Filter the listing and keep only the lines with the word "rows".
── RECORDS SHOWN
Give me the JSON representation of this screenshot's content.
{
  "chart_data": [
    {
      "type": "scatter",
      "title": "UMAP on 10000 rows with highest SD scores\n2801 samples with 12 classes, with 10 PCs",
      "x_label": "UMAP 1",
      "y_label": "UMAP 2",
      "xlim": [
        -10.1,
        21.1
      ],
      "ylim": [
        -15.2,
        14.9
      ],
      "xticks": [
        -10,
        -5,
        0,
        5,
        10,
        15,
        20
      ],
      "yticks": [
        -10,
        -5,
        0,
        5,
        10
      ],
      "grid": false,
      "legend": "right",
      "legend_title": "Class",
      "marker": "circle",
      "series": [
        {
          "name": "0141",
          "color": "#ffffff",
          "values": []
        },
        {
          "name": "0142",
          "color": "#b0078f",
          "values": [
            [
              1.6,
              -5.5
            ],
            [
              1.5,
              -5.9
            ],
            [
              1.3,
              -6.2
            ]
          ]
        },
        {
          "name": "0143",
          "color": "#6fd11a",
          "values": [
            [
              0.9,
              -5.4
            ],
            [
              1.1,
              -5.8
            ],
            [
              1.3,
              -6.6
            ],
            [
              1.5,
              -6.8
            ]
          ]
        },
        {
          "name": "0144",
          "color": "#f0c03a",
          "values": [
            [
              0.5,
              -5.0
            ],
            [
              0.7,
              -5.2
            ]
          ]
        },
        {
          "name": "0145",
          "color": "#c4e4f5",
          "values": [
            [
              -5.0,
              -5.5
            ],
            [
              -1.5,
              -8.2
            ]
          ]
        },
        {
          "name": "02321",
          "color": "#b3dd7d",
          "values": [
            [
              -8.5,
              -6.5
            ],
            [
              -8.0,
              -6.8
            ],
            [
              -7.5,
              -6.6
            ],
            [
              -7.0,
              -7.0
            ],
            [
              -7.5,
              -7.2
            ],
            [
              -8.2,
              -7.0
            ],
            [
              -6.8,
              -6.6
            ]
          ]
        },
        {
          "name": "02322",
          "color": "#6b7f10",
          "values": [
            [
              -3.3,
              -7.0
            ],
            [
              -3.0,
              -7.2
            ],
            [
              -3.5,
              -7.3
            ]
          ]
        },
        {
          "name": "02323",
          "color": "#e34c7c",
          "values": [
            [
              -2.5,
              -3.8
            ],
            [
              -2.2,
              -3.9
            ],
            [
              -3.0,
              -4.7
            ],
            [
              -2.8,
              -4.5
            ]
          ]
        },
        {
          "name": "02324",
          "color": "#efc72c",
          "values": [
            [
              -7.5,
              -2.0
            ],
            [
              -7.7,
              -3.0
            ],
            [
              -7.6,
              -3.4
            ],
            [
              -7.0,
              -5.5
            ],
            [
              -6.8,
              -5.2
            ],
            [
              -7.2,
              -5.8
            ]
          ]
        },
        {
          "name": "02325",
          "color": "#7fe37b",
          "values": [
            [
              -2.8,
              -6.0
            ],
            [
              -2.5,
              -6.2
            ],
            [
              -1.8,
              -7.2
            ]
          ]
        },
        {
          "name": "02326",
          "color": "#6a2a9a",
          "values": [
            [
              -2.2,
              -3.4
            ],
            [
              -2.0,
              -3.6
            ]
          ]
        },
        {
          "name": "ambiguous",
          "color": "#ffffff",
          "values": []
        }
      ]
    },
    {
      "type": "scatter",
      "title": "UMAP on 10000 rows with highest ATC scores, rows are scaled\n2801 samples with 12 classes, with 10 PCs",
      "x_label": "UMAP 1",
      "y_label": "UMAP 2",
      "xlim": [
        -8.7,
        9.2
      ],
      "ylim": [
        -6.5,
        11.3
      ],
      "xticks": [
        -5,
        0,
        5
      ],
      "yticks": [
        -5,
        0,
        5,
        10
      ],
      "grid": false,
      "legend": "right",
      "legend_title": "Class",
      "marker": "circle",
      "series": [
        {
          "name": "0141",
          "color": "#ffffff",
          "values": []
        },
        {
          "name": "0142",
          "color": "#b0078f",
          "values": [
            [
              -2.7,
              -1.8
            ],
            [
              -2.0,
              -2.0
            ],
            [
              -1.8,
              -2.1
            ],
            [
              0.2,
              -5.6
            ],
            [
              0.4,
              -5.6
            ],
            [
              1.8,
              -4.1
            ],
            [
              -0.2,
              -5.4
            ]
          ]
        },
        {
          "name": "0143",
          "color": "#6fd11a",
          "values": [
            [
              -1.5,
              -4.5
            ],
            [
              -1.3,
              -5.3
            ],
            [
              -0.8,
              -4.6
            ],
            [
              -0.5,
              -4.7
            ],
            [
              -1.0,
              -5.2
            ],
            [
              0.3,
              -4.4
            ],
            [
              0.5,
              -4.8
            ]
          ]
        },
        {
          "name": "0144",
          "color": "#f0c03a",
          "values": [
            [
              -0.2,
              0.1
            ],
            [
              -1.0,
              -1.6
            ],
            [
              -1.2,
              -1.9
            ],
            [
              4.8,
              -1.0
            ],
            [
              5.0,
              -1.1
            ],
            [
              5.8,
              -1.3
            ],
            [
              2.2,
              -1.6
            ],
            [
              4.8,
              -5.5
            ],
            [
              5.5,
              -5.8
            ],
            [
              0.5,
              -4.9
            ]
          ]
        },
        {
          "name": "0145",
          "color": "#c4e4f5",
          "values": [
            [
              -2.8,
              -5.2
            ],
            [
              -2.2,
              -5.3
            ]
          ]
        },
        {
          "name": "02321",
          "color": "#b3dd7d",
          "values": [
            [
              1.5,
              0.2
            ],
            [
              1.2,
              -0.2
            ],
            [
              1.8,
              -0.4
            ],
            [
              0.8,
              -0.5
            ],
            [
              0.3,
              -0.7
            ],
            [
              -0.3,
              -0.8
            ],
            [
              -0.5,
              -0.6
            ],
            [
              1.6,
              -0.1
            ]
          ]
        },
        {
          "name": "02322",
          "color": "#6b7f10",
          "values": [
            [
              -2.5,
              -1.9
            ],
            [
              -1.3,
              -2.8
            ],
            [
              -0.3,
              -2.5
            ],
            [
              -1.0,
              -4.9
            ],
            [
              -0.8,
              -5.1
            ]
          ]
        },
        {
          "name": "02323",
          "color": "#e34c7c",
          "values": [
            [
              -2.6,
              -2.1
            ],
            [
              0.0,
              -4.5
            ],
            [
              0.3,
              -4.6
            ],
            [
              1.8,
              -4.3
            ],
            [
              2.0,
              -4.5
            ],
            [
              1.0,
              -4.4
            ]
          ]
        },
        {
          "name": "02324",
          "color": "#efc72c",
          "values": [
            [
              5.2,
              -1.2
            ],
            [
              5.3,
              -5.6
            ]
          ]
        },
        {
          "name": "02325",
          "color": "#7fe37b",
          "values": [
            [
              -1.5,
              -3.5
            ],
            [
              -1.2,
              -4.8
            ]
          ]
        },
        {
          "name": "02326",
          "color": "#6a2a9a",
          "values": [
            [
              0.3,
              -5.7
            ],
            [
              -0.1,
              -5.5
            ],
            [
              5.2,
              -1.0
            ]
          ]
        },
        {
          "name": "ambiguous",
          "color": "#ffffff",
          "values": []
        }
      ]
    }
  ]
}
────
§ **ANSWER TO THE EXERCISE**
      "title": "UMAP on 10000 rows with highest SD scores\n2801 samples with 12 classes, with 10 PCs",
      "title": "UMAP on 10000 rows with highest ATC scores, rows are scaled\n2801 samples with 12 classes, with 10 PCs",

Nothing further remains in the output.